▶ [What to work on]: Copy, in full, each line of the material that holds the word "from".

━━━ Supplied data

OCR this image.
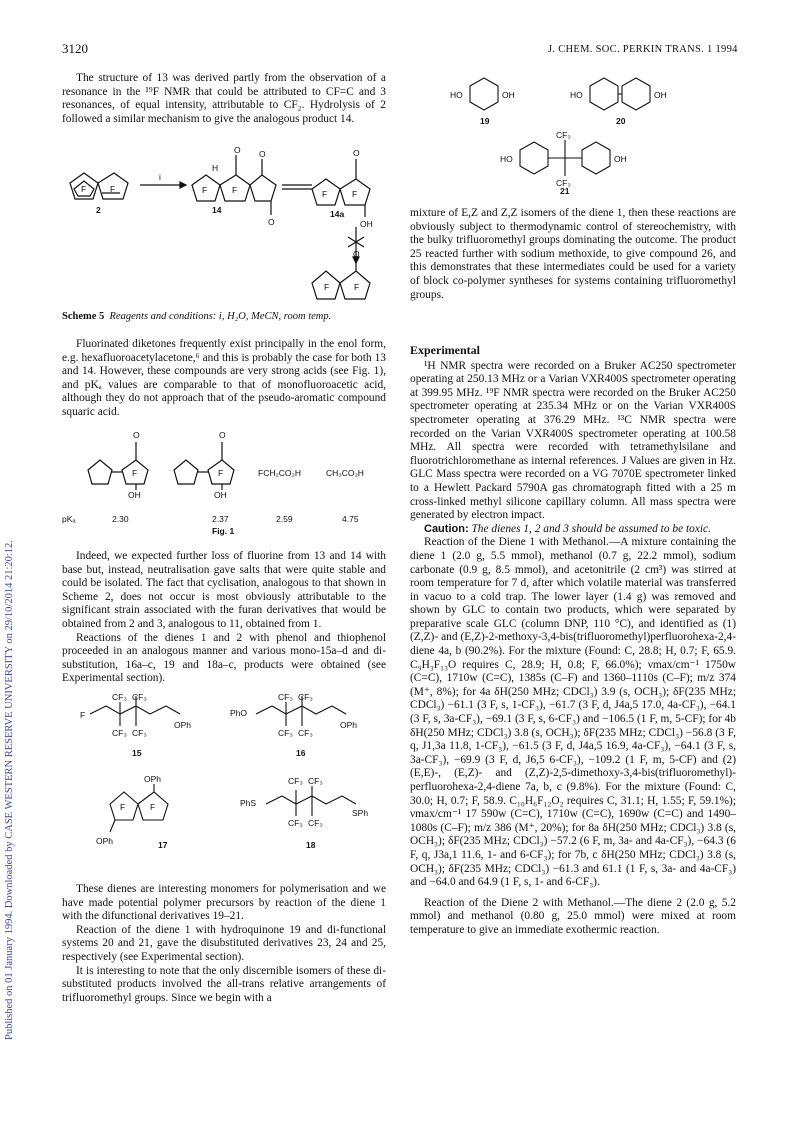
Published on 01 January 1994. Downloaded by CASE WESTERN RESERVE UNIVERSITY on 29/10/2014 21:20:12.
3120	J. CHEM. SOC. PERKIN TRANS. 1 1994

The structure of 13 was derived partly from the observation of a resonance in the ¹⁹F NMR that could be attributed to CF=C and 3 resonances, of equal intensity, attributable to CF₂. Hydrolysis of 2 followed a similar mechanism to give the analogous product 14.

F	F
i
F	F
O O
H
O
F	F
O
OH
F	F
O
2	14	14a
Scheme 5 Reagents and conditions: i, H₂O, MeCN, room temp.

Fluorinated diketones frequently exist principally in the enol form, e.g. hexafluoroacetylacetone,⁶ and this is probably the case for both 13 and 14. However, these compounds are very strong acids (see Fig. 1), and pKₐ values are comparable to that of monofluoroacetic acid, although they do not approach that of the pseudo-aromatic compound squaric acid.

O	O
F	F
OH	OH
FCH₂CO₂H	CH₃CO₂H
pKₐ	2.30	2.37	2.59	4.75
Fig. 1

Indeed, we expected further loss of fluorine from 13 and 14 with base but, instead, neutralisation gave salts that were quite stable and could be isolated. The fact that cyclisation, analogous to that shown in Scheme 2, does not occur is most obviously attributable to the significant strain associated with the furan derivatives that would be obtained from 2 and 3, analogous to 11, obtained from 1.

Reactions of the dienes 1 and 2 with phenol and thiophenol proceeded in an analogous manner and various mono-15a–d and di-substitution, 16a–c, 19 and 18a–c, products were obtained (see Experimental section).

CF₃ CF₃
CF₃ CF₃
F
OPh
15
CF₃ CF₃
CF₃ CF₃
PhO
OPh
16
OPh
F	F
OPh	17
CF₃ CF₃
CF₃ CF₃
PhS
SPh
18

These dienes are interesting monomers for polymerisation and we have made potential polymer precursors by reaction of the diene 1 with the difunctional derivatives 19–21.

Reaction of the diene 1 with hydroquinone 19 and di-functional systems 20 and 21, gave the disubstituted derivatives 23, 24 and 25, respectively (see Experimental section).

It is interesting to note that the only discernible isomers of these di-substituted products involved the all-trans relative arrangements of trifluoromethyl groups. Since we begin with a

HO	OH	HO	OH
HO	OH
CF₃
CF₃
19	20
21

mixture of E,Z and Z,Z isomers of the diene 1, then these reactions are obviously subject to thermodynamic control of stereochemistry, with the bulky trifluoromethyl groups dominating the outcome. The product 25 reacted further with sodium methoxide, to give compound 26, and this demonstrates that these intermediates could be used for a variety of block co-polymer syntheses for systems containing trifluoromethyl groups.

Experimental

¹H NMR spectra were recorded on a Bruker AC250 spectrometer operating at 250.13 MHz or a Varian VXR400S spectrometer operating at 399.95 MHz. ¹⁹F NMR spectra were recorded on the Bruker AC250 spectrometer operating at 235.34 MHz or on the Varian VXR400S spectrometer operating at 376.29 MHz. ¹³C NMR spectra were recorded on the Varian VXR400S spectrometer operating at 100.58 MHz. All spectra were recorded with tetramethylsilane and fluorotrichloromethane as internal references. J Values are given in Hz. GLC Mass spectra were recorded on a VG 7070E spectrometer linked to a Hewlett Packard 5790A gas chromatograph fitted with a 25 m cross-linked methyl silicone capillary column. All mass spectra were generated by electron impact.

Caution: The dienes 1, 2 and 3 should be assumed to be toxic.

Reaction of the Diene 1 with Methanol.—A mixture containing the diene 1 (2.0 g, 5.5 mmol), methanol (0.7 g, 22.2 mmol), sodium carbonate (0.9 g, 8.5 mmol), and acetonitrile (2 cm³) was stirred at room temperature for 7 d, after which volatile material was transferred in vacuo to a cold trap. The lower layer (1.4 g) was removed and shown by GLC to contain two products, which were separated by preparative scale GLC (column DNP, 110 °C), and identified as (1) (Z,Z)- and (E,Z)-2-methoxy-3,4-bis(trifluoromethyl)perfluorohexa-2,4-diene 4a, b (90.2%). For the mixture (Found: C, 28.8; H, 0.7; F, 65.9. C₉H₃F₁₃O requires C, 28.9; H, 0.8; F, 66.0%); νmax/cm⁻¹ 1750w (C=C), 1710w (C=C), 1385s (C–F) and 1360–1110s (C–F); m/z 374 (M⁺, 8%); for 4a δH(250 MHz; CDCl₃) 3.9 (s, OCH₃); δF(235 MHz; CDCl₃) −61.1 (3 F, s, 1-CF₃), −61.7 (3 F, d, J4a,5 17.0, 4a-CF₃), −64.1 (3 F, s, 3a-CF₃), −69.1 (3 F, s, 6-CF₃) and −106.5 (1 F, m, 5-CF); for 4b δH(250 MHz; CDCl₃) 3.8 (s, OCH₃); δF(235 MHz; CDCl₃) −56.8 (3 F, q, J1,3a 11.8, 1-CF₃), −61.5 (3 F, d, J4a,5 16.9, 4a-CF₃), −64.1 (3 F, s, 3a-CF₃), −69.9 (3 F, d, J6,5 6-CF₃), −109.2 (1 F, m, 5-CF) and (2) (E,E)-, (E,Z)- and (Z,Z)-2,5-dimethoxy-3,4-bis(trifluoromethyl)-perfluorohexa-2,4-diene 7a, b, c (9.8%). For the mixture (Found: C, 30.0; H, 0.7; F, 58.9. C₁₀H₆F₁₂O₂ requires C, 31.1; H, 1.55; F, 59.1%); νmax/cm⁻¹ 17 590w (C=C), 1710w (C=C), 1690w (C=C) and 1490–1080s (C–F); m/z 386 (M⁺, 20%); for 8a δH(250 MHz; CDCl₃) 3.8 (s, OCH₃); δF(235 MHz; CDCl₃) −57.2 (6 F, m, 3a- and 4a-CF₃), −64.3 (6 F, q, J3a,1 11.6, 1- and 6-CF₃); for 7b, c δH(250 MHz; CDCl₃) 3.8 (s, OCH₃); δF(235 MHz; CDCl₃) −61.3 and 61.1 (1 F, s, 3a- and 4a-CF₃) and −64.0 and 64.9 (1 F, s, 1- and 6-CF₃).

Reaction of the Diene 2 with Methanol.—The diene 2 (2.0 g, 5.2 mmol) and methanol (0.80 g, 25.0 mmol) were mixed at room temperature to give an immediate exothermic reaction.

━━━━━━

▶ [Answer in full]:
The structure of 13 was derived partly from the observation of a resonance in the ¹⁹F NMR that could be attributed to CF=C and 3 resonances, of equal intensity, attributable to CF₂. Hydrolysis of 2 followed a similar mechanism to give the analogous product 14.
Indeed, we expected further loss of fluorine from 13 and 14 with base but, instead, neutralisation gave salts that were quite stable and could be isolated. The fact that cyclisation, analogous to that shown in Scheme 2, does not occur is most obviously attributable to the significant strain associated with the furan derivatives that would be obtained from 2 and 3, analogous to 11, obtained from 1.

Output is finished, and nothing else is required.